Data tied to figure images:

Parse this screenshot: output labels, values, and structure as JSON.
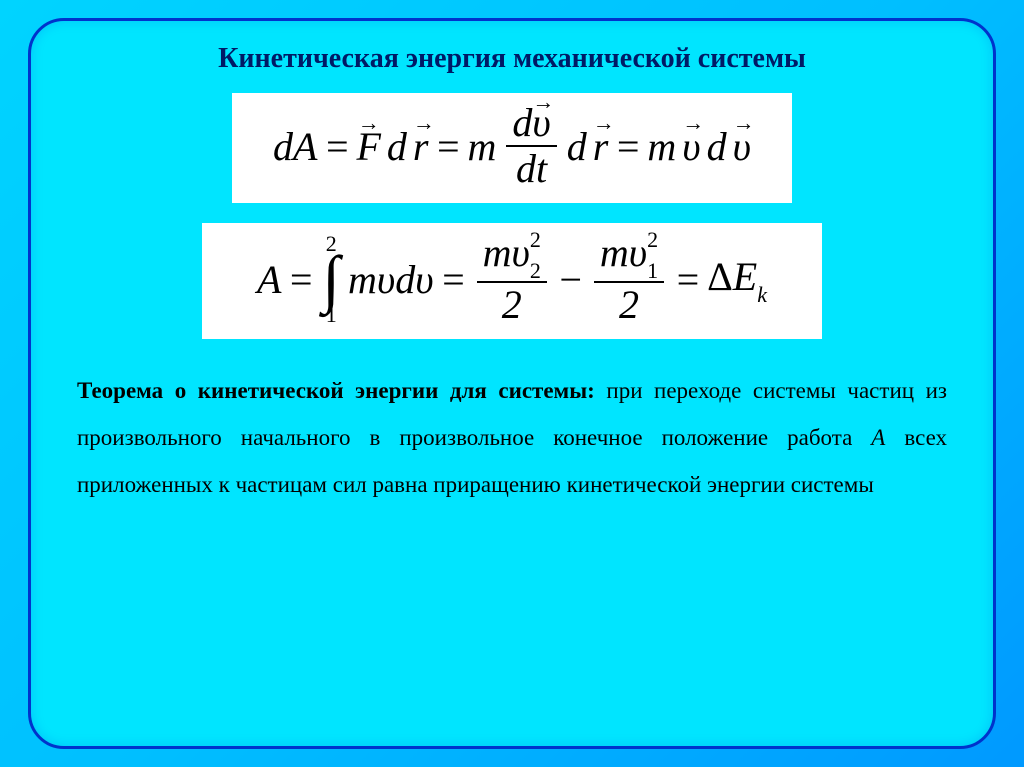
{
  "title": "Кинетическая энергия механической системы",
  "formula1": {
    "lhs_dA": "dA",
    "eq": "=",
    "F": "F",
    "dr": "dr",
    "m": "m",
    "dv": "dυ",
    "dt": "dt",
    "mvdv_m": "m",
    "v": "υ",
    "d": "d"
  },
  "formula2": {
    "A": "A",
    "eq": "=",
    "int_upper": "2",
    "int_lower": "1",
    "integrand_m": "m",
    "integrand_v": "υ",
    "integrand_d": "d",
    "integrand_v2": "υ",
    "frac1_num_m": "m",
    "frac1_num_v": "υ",
    "frac1_num_sub": "2",
    "frac1_num_sup": "2",
    "frac1_den": "2",
    "frac2_num_m": "m",
    "frac2_num_v": "υ",
    "frac2_num_sub": "1",
    "frac2_num_sup": "2",
    "frac2_den": "2",
    "minus": "−",
    "delta": "Δ",
    "E": "E",
    "k": "k"
  },
  "theorem": {
    "lead": "Теорема о кинетической энергии для системы:",
    "p1": " при переходе системы частиц из произвольного начального в произвольное конечное положение работа ",
    "var": "A",
    "p2": " всех приложенных к частицам сил равна приращению кинетической энергии системы"
  },
  "style": {
    "card_bg": "#00e5ff",
    "card_border": "#0033cc",
    "title_color": "#001a66",
    "formula_bg": "#ffffff",
    "title_fontsize": 28,
    "formula_fontsize": 40,
    "paragraph_fontsize": 23,
    "paragraph_lineheight": 2.05
  }
}
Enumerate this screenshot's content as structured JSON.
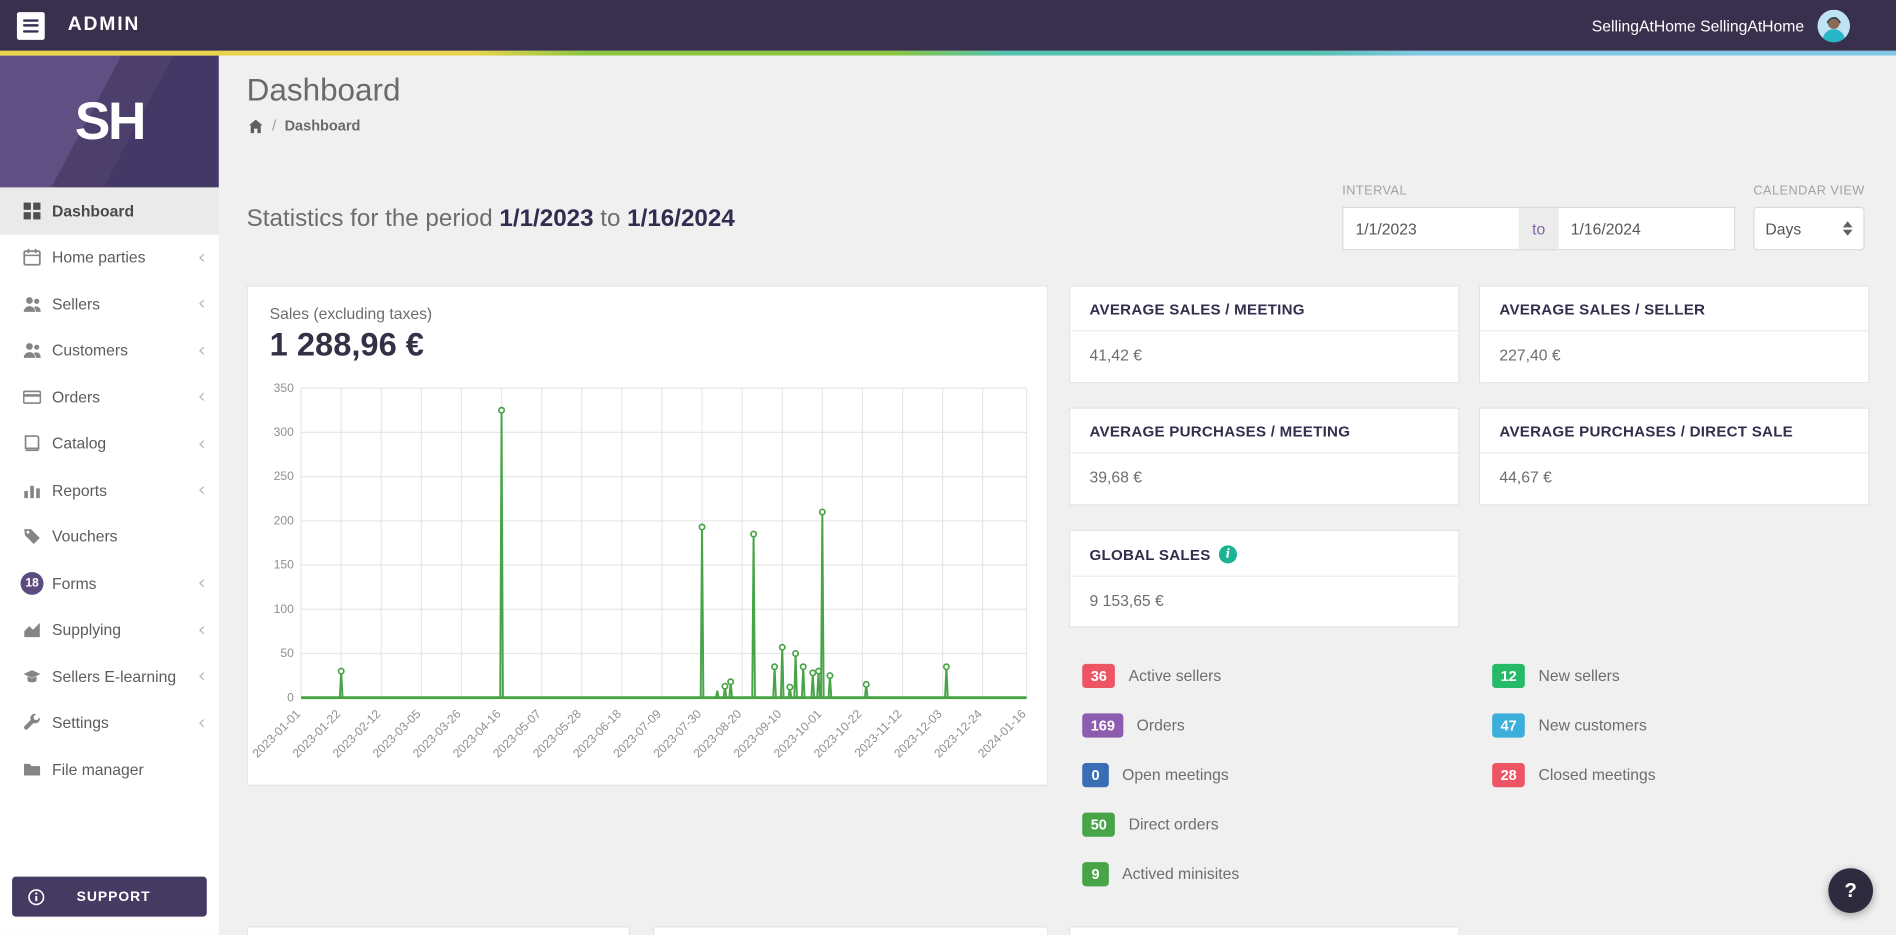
{
  "topbar": {
    "brand": "ADMIN",
    "user_name": "SellingAtHome SellingAtHome"
  },
  "sidebar": {
    "logo_text": "SH",
    "items": [
      {
        "label": "Dashboard",
        "icon": "grid",
        "active": true,
        "chevron": false
      },
      {
        "label": "Home parties",
        "icon": "calendar",
        "active": false,
        "chevron": true
      },
      {
        "label": "Sellers",
        "icon": "users",
        "active": false,
        "chevron": true
      },
      {
        "label": "Customers",
        "icon": "users",
        "active": false,
        "chevron": true
      },
      {
        "label": "Orders",
        "icon": "card",
        "active": false,
        "chevron": true
      },
      {
        "label": "Catalog",
        "icon": "book",
        "active": false,
        "chevron": true
      },
      {
        "label": "Reports",
        "icon": "bars",
        "active": false,
        "chevron": true
      },
      {
        "label": "Vouchers",
        "icon": "tag",
        "active": false,
        "chevron": false
      },
      {
        "label": "Forms",
        "icon": "badge",
        "badge": "18",
        "badge_color": "#5c4b80",
        "active": false,
        "chevron": true
      },
      {
        "label": "Supplying",
        "icon": "area",
        "active": false,
        "chevron": true
      },
      {
        "label": "Sellers E-learning",
        "icon": "grad",
        "active": false,
        "chevron": true
      },
      {
        "label": "Settings",
        "icon": "wrench",
        "active": false,
        "chevron": true
      },
      {
        "label": "File manager",
        "icon": "folder",
        "active": false,
        "chevron": false
      }
    ],
    "support_label": "SUPPORT"
  },
  "page": {
    "title": "Dashboard",
    "breadcrumb_current": "Dashboard",
    "breadcrumb_separator": "/"
  },
  "stats_heading": {
    "prefix": "Statistics for the period",
    "date_from": "1/1/2023",
    "joiner": "to",
    "date_to": "1/16/2024"
  },
  "filters": {
    "interval_label": "INTERVAL",
    "date_from": "1/1/2023",
    "joiner": "to",
    "date_to": "1/16/2024",
    "calendar_view_label": "CALENDAR VIEW",
    "calendar_view_value": "Days"
  },
  "chart_data": {
    "type": "line",
    "title": "Sales (excluding taxes)",
    "total": "1 288,96 €",
    "color": "#47a447",
    "ylim": [
      0,
      350
    ],
    "ytick_step": 50,
    "x_axis_days": 380,
    "grid": true,
    "legend": "none",
    "xticks": [
      {
        "day": 0,
        "label": "2023-01-01"
      },
      {
        "day": 21,
        "label": "2023-01-22"
      },
      {
        "day": 42,
        "label": "2023-02-12"
      },
      {
        "day": 63,
        "label": "2023-03-05"
      },
      {
        "day": 84,
        "label": "2023-03-26"
      },
      {
        "day": 105,
        "label": "2023-04-16"
      },
      {
        "day": 126,
        "label": "2023-05-07"
      },
      {
        "day": 147,
        "label": "2023-05-28"
      },
      {
        "day": 168,
        "label": "2023-06-18"
      },
      {
        "day": 189,
        "label": "2023-07-09"
      },
      {
        "day": 210,
        "label": "2023-07-30"
      },
      {
        "day": 231,
        "label": "2023-08-20"
      },
      {
        "day": 252,
        "label": "2023-09-10"
      },
      {
        "day": 273,
        "label": "2023-10-01"
      },
      {
        "day": 294,
        "label": "2023-10-22"
      },
      {
        "day": 315,
        "label": "2023-11-12"
      },
      {
        "day": 336,
        "label": "2023-12-03"
      },
      {
        "day": 357,
        "label": "2023-12-24"
      },
      {
        "day": 380,
        "label": "2024-01-16"
      }
    ],
    "points_day_value": [
      [
        21,
        30
      ],
      [
        105,
        325
      ],
      [
        210,
        193
      ],
      [
        218,
        8
      ],
      [
        222,
        13
      ],
      [
        225,
        18
      ],
      [
        237,
        185
      ],
      [
        248,
        35
      ],
      [
        252,
        57
      ],
      [
        256,
        12
      ],
      [
        259,
        50
      ],
      [
        263,
        35
      ],
      [
        268,
        28
      ],
      [
        271,
        30
      ],
      [
        273,
        210
      ],
      [
        277,
        25
      ],
      [
        296,
        15
      ],
      [
        338,
        35
      ]
    ]
  },
  "kpi_cards": [
    {
      "title": "AVERAGE SALES / MEETING",
      "value": "41,42 €"
    },
    {
      "title": "AVERAGE SALES / SELLER",
      "value": "227,40 €"
    },
    {
      "title": "AVERAGE PURCHASES / MEETING",
      "value": "39,68 €"
    },
    {
      "title": "AVERAGE PURCHASES / DIRECT SALE",
      "value": "44,67 €"
    },
    {
      "title": "GLOBAL SALES",
      "value": "9 153,65 €",
      "info_icon": true,
      "info_color": "#1ab394"
    }
  ],
  "counters": {
    "left": [
      {
        "value": "36",
        "label": "Active sellers",
        "color": "#ed5565"
      },
      {
        "value": "169",
        "label": "Orders",
        "color": "#8e5cae"
      },
      {
        "value": "0",
        "label": "Open meetings",
        "color": "#3a6db3"
      },
      {
        "value": "50",
        "label": "Direct orders",
        "color": "#47a447"
      },
      {
        "value": "9",
        "label": "Actived minisites",
        "color": "#47a447"
      }
    ],
    "right": [
      {
        "value": "12",
        "label": "New sellers",
        "color": "#26b968"
      },
      {
        "value": "47",
        "label": "New customers",
        "color": "#3bafda"
      },
      {
        "value": "28",
        "label": "Closed meetings",
        "color": "#ed5565"
      }
    ]
  },
  "help_label": "?"
}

● Work to be completed:
Print each of the records above exactly as written, leaving no picture in the copy.

● Solution to the exercise:
Parse this screenshot: output labels, values, and structure as JSON.
{
  "title": "Кинетическая энергия механической системы",
  "formula1": {
    "lhs_dA": "dA",
    "eq": "=",
    "F": "F",
    "dr": "dr",
    "m": "m",
    "dv": "dυ",
    "dt": "dt",
    "mvdv_m": "m",
    "v": "υ",
    "d": "d"
  },
  "formula2": {
    "A": "A",
    "eq": "=",
    "int_upper": "2",
    "int_lower": "1",
    "integrand_m": "m",
    "integrand_v": "υ",
    "integrand_d": "d",
    "integrand_v2": "υ",
    "frac1_num_m": "m",
    "frac1_num_v": "υ",
    "frac1_num_sub": "2",
    "frac1_num_sup": "2",
    "frac1_den": "2",
    "frac2_num_m": "m",
    "frac2_num_v": "υ",
    "frac2_num_sub": "1",
    "frac2_num_sup": "2",
    "frac2_den": "2",
    "minus": "−",
    "delta": "Δ",
    "E": "E",
    "k": "k"
  },
  "theorem": {
    "lead": "Теорема о кинетической энергии для системы:",
    "p1": " при переходе системы частиц из произвольного начального в произвольное конечное положение работа ",
    "var": "A",
    "p2": " всех приложенных к частицам сил равна приращению кинетической энергии системы"
  },
  "style": {
    "card_bg": "#00e5ff",
    "card_border": "#0033cc",
    "title_color": "#001a66",
    "formula_bg": "#ffffff",
    "title_fontsize": 28,
    "formula_fontsize": 40,
    "paragraph_fontsize": 23,
    "paragraph_lineheight": 2.05
  }
}
Enumerate this screenshot's content as structured JSON.
{
  "topbar": {
    "brand": "ADMIN",
    "user_name": "SellingAtHome SellingAtHome"
  },
  "sidebar": {
    "logo_text": "SH",
    "items": [
      {
        "label": "Dashboard",
        "icon": "grid",
        "active": true,
        "chevron": false
      },
      {
        "label": "Home parties",
        "icon": "calendar",
        "active": false,
        "chevron": true
      },
      {
        "label": "Sellers",
        "icon": "users",
        "active": false,
        "chevron": true
      },
      {
        "label": "Customers",
        "icon": "users",
        "active": false,
        "chevron": true
      },
      {
        "label": "Orders",
        "icon": "card",
        "active": false,
        "chevron": true
      },
      {
        "label": "Catalog",
        "icon": "book",
        "active": false,
        "chevron": true
      },
      {
        "label": "Reports",
        "icon": "bars",
        "active": false,
        "chevron": true
      },
      {
        "label": "Vouchers",
        "icon": "tag",
        "active": false,
        "chevron": false
      },
      {
        "label": "Forms",
        "icon": "badge",
        "badge": "18",
        "badge_color": "#5c4b80",
        "active": false,
        "chevron": true
      },
      {
        "label": "Supplying",
        "icon": "area",
        "active": false,
        "chevron": true
      },
      {
        "label": "Sellers E-learning",
        "icon": "grad",
        "active": false,
        "chevron": true
      },
      {
        "label": "Settings",
        "icon": "wrench",
        "active": false,
        "chevron": true
      },
      {
        "label": "File manager",
        "icon": "folder",
        "active": false,
        "chevron": false
      }
    ],
    "support_label": "SUPPORT"
  },
  "page": {
    "title": "Dashboard",
    "breadcrumb_current": "Dashboard",
    "breadcrumb_separator": "/"
  },
  "stats_heading": {
    "prefix": "Statistics for the period",
    "date_from": "1/1/2023",
    "joiner": "to",
    "date_to": "1/16/2024"
  },
  "filters": {
    "interval_label": "INTERVAL",
    "date_from": "1/1/2023",
    "joiner": "to",
    "date_to": "1/16/2024",
    "calendar_view_label": "CALENDAR VIEW",
    "calendar_view_value": "Days"
  },
  "chart_data": {
    "type": "line",
    "title": "Sales (excluding taxes)",
    "total": "1 288,96 €",
    "color": "#47a447",
    "ylim": [
      0,
      350
    ],
    "ytick_step": 50,
    "x_axis_days": 380,
    "grid": true,
    "legend": "none",
    "xticks": [
      {
        "day": 0,
        "label": "2023-01-01"
      },
      {
        "day": 21,
        "label": "2023-01-22"
      },
      {
        "day": 42,
        "label": "2023-02-12"
      },
      {
        "day": 63,
        "label": "2023-03-05"
      },
      {
        "day": 84,
        "label": "2023-03-26"
      },
      {
        "day": 105,
        "label": "2023-04-16"
      },
      {
        "day": 126,
        "label": "2023-05-07"
      },
      {
        "day": 147,
        "label": "2023-05-28"
      },
      {
        "day": 168,
        "label": "2023-06-18"
      },
      {
        "day": 189,
        "label": "2023-07-09"
      },
      {
        "day": 210,
        "label": "2023-07-30"
      },
      {
        "day": 231,
        "label": "2023-08-20"
      },
      {
        "day": 252,
        "label": "2023-09-10"
      },
      {
        "day": 273,
        "label": "2023-10-01"
      },
      {
        "day": 294,
        "label": "2023-10-22"
      },
      {
        "day": 315,
        "label": "2023-11-12"
      },
      {
        "day": 336,
        "label": "2023-12-03"
      },
      {
        "day": 357,
        "label": "2023-12-24"
      },
      {
        "day": 380,
        "label": "2024-01-16"
      }
    ],
    "points_day_value": [
      [
        21,
        30
      ],
      [
        105,
        325
      ],
      [
        210,
        193
      ],
      [
        218,
        8
      ],
      [
        222,
        13
      ],
      [
        225,
        18
      ],
      [
        237,
        185
      ],
      [
        248,
        35
      ],
      [
        252,
        57
      ],
      [
        256,
        12
      ],
      [
        259,
        50
      ],
      [
        263,
        35
      ],
      [
        268,
        28
      ],
      [
        271,
        30
      ],
      [
        273,
        210
      ],
      [
        277,
        25
      ],
      [
        296,
        15
      ],
      [
        338,
        35
      ]
    ]
  },
  "kpi_cards": [
    {
      "title": "AVERAGE SALES / MEETING",
      "value": "41,42 €"
    },
    {
      "title": "AVERAGE SALES / SELLER",
      "value": "227,40 €"
    },
    {
      "title": "AVERAGE PURCHASES / MEETING",
      "value": "39,68 €"
    },
    {
      "title": "AVERAGE PURCHASES / DIRECT SALE",
      "value": "44,67 €"
    },
    {
      "title": "GLOBAL SALES",
      "value": "9 153,65 €",
      "info_icon": true,
      "info_color": "#1ab394"
    }
  ],
  "counters": {
    "left": [
      {
        "value": "36",
        "label": "Active sellers",
        "color": "#ed5565"
      },
      {
        "value": "169",
        "label": "Orders",
        "color": "#8e5cae"
      },
      {
        "value": "0",
        "label": "Open meetings",
        "color": "#3a6db3"
      },
      {
        "value": "50",
        "label": "Direct orders",
        "color": "#47a447"
      },
      {
        "value": "9",
        "label": "Actived minisites",
        "color": "#47a447"
      }
    ],
    "right": [
      {
        "value": "12",
        "label": "New sellers",
        "color": "#26b968"
      },
      {
        "value": "47",
        "label": "New customers",
        "color": "#3bafda"
      },
      {
        "value": "28",
        "label": "Closed meetings",
        "color": "#ed5565"
      }
    ]
  },
  "help_label": "?"
}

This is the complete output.